## What to produce
Your task is to reproduce the material exactly.

## Data

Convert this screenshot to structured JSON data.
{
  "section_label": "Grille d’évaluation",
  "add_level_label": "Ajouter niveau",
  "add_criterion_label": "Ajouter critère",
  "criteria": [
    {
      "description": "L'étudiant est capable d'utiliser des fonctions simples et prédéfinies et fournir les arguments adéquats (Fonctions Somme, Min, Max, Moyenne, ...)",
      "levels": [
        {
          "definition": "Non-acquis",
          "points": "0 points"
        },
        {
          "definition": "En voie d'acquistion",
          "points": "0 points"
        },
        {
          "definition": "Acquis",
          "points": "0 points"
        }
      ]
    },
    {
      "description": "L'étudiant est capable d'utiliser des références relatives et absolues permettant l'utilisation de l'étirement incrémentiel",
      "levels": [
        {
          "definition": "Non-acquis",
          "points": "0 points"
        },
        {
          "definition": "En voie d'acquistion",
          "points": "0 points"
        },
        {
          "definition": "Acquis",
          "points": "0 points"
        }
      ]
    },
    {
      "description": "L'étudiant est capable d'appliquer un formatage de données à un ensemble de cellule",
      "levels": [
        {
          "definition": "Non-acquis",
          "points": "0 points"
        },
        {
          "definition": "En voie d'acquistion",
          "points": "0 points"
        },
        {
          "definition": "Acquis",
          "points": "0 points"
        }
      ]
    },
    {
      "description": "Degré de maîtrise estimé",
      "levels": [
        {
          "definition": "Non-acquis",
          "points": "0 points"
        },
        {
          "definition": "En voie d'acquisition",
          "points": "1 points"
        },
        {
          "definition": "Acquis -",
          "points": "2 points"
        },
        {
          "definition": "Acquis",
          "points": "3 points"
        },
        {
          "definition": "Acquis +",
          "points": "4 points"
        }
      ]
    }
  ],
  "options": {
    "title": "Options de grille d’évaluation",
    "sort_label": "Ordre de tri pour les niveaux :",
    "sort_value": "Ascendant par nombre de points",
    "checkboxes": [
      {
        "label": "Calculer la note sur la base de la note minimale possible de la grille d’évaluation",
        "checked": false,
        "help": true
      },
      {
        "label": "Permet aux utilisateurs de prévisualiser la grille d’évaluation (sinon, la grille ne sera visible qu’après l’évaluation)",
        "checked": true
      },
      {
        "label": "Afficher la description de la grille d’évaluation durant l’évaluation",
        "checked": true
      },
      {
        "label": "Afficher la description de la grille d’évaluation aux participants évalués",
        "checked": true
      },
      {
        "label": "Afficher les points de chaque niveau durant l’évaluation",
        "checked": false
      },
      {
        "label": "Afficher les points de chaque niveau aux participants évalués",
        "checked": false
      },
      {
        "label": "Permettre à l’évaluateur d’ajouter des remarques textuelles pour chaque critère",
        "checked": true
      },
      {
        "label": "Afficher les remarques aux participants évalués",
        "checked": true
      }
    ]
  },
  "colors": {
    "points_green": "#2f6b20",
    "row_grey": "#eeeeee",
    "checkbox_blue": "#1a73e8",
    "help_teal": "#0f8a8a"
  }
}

## Answer
Convert this screenshot to structured JSON data.
{
  "section_label": "Grille d’évaluation",
  "add_level_label": "Ajouter niveau",
  "add_criterion_label": "Ajouter critère",
  "criteria": [
    {
      "description": "L'étudiant est capable d'utiliser des fonctions simples et prédéfinies et fournir les arguments adéquats (Fonctions Somme, Min, Max, Moyenne, ...)",
      "levels": [
        {
          "definition": "Non-acquis",
          "points": "0 points"
        },
        {
          "definition": "En voie d'acquistion",
          "points": "0 points"
        },
        {
          "definition": "Acquis",
          "points": "0 points"
        }
      ]
    },
    {
      "description": "L'étudiant est capable d'utiliser des références relatives et absolues permettant l'utilisation de l'étirement incrémentiel",
      "levels": [
        {
          "definition": "Non-acquis",
          "points": "0 points"
        },
        {
          "definition": "En voie d'acquistion",
          "points": "0 points"
        },
        {
          "definition": "Acquis",
          "points": "0 points"
        }
      ]
    },
    {
      "description": "L'étudiant est capable d'appliquer un formatage de données à un ensemble de cellule",
      "levels": [
        {
          "definition": "Non-acquis",
          "points": "0 points"
        },
        {
          "definition": "En voie d'acquistion",
          "points": "0 points"
        },
        {
          "definition": "Acquis",
          "points": "0 points"
        }
      ]
    },
    {
      "description": "Degré de maîtrise estimé",
      "levels": [
        {
          "definition": "Non-acquis",
          "points": "0 points"
        },
        {
          "definition": "En voie d'acquisition",
          "points": "1 points"
        },
        {
          "definition": "Acquis -",
          "points": "2 points"
        },
        {
          "definition": "Acquis",
          "points": "3 points"
        },
        {
          "definition": "Acquis +",
          "points": "4 points"
        }
      ]
    }
  ],
  "options": {
    "title": "Options de grille d’évaluation",
    "sort_label": "Ordre de tri pour les niveaux :",
    "sort_value": "Ascendant par nombre de points",
    "checkboxes": [
      {
        "label": "Calculer la note sur la base de la note minimale possible de la grille d’évaluation",
        "checked": false,
        "help": true
      },
      {
        "label": "Permet aux utilisateurs de prévisualiser la grille d’évaluation (sinon, la grille ne sera visible qu’après l’évaluation)",
        "checked": true
      },
      {
        "label": "Afficher la description de la grille d’évaluation durant l’évaluation",
        "checked": true
      },
      {
        "label": "Afficher la description de la grille d’évaluation aux participants évalués",
        "checked": true
      },
      {
        "label": "Afficher les points de chaque niveau durant l’évaluation",
        "checked": false
      },
      {
        "label": "Afficher les points de chaque niveau aux participants évalués",
        "checked": false
      },
      {
        "label": "Permettre à l’évaluateur d’ajouter des remarques textuelles pour chaque critère",
        "checked": true
      },
      {
        "label": "Afficher les remarques aux participants évalués",
        "checked": true
      }
    ]
  },
  "colors": {
    "points_green": "#2f6b20",
    "row_grey": "#eeeeee",
    "checkbox_blue": "#1a73e8",
    "help_teal": "#0f8a8a"
  }
}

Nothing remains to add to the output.